══ Entries

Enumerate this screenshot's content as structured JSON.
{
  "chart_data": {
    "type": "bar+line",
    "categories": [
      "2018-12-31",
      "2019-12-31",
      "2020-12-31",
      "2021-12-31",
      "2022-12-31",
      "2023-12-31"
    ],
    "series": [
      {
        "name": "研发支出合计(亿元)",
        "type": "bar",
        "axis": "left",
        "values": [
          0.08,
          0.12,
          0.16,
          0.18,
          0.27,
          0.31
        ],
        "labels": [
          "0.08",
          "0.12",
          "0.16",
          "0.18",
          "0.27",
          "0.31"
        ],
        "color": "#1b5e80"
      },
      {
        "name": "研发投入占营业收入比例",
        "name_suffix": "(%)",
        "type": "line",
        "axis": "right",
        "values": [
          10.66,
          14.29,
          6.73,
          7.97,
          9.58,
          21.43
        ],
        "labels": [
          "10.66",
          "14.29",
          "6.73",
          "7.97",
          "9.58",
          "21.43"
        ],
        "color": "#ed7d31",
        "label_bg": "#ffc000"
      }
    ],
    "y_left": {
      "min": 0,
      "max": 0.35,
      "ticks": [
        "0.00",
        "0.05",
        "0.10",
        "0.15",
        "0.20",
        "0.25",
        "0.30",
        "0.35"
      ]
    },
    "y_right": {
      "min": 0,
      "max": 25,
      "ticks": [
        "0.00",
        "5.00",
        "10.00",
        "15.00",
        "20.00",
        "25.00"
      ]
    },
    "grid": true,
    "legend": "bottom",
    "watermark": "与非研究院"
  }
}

════

Instruction:
Exactly reproduce every line of the records.

Answer to this task:
Enumerate this screenshot's content as structured JSON.
{
  "chart_data": {
    "type": "bar+line",
    "categories": [
      "2018-12-31",
      "2019-12-31",
      "2020-12-31",
      "2021-12-31",
      "2022-12-31",
      "2023-12-31"
    ],
    "series": [
      {
        "name": "研发支出合计(亿元)",
        "type": "bar",
        "axis": "left",
        "values": [
          0.08,
          0.12,
          0.16,
          0.18,
          0.27,
          0.31
        ],
        "labels": [
          "0.08",
          "0.12",
          "0.16",
          "0.18",
          "0.27",
          "0.31"
        ],
        "color": "#1b5e80"
      },
      {
        "name": "研发投入占营业收入比例",
        "name_suffix": "(%)",
        "type": "line",
        "axis": "right",
        "values": [
          10.66,
          14.29,
          6.73,
          7.97,
          9.58,
          21.43
        ],
        "labels": [
          "10.66",
          "14.29",
          "6.73",
          "7.97",
          "9.58",
          "21.43"
        ],
        "color": "#ed7d31",
        "label_bg": "#ffc000"
      }
    ],
    "y_left": {
      "min": 0,
      "max": 0.35,
      "ticks": [
        "0.00",
        "0.05",
        "0.10",
        "0.15",
        "0.20",
        "0.25",
        "0.30",
        "0.35"
      ]
    },
    "y_right": {
      "min": 0,
      "max": 25,
      "ticks": [
        "0.00",
        "5.00",
        "10.00",
        "15.00",
        "20.00",
        "25.00"
      ]
    },
    "grid": true,
    "legend": "bottom",
    "watermark": "与非研究院"
  }
}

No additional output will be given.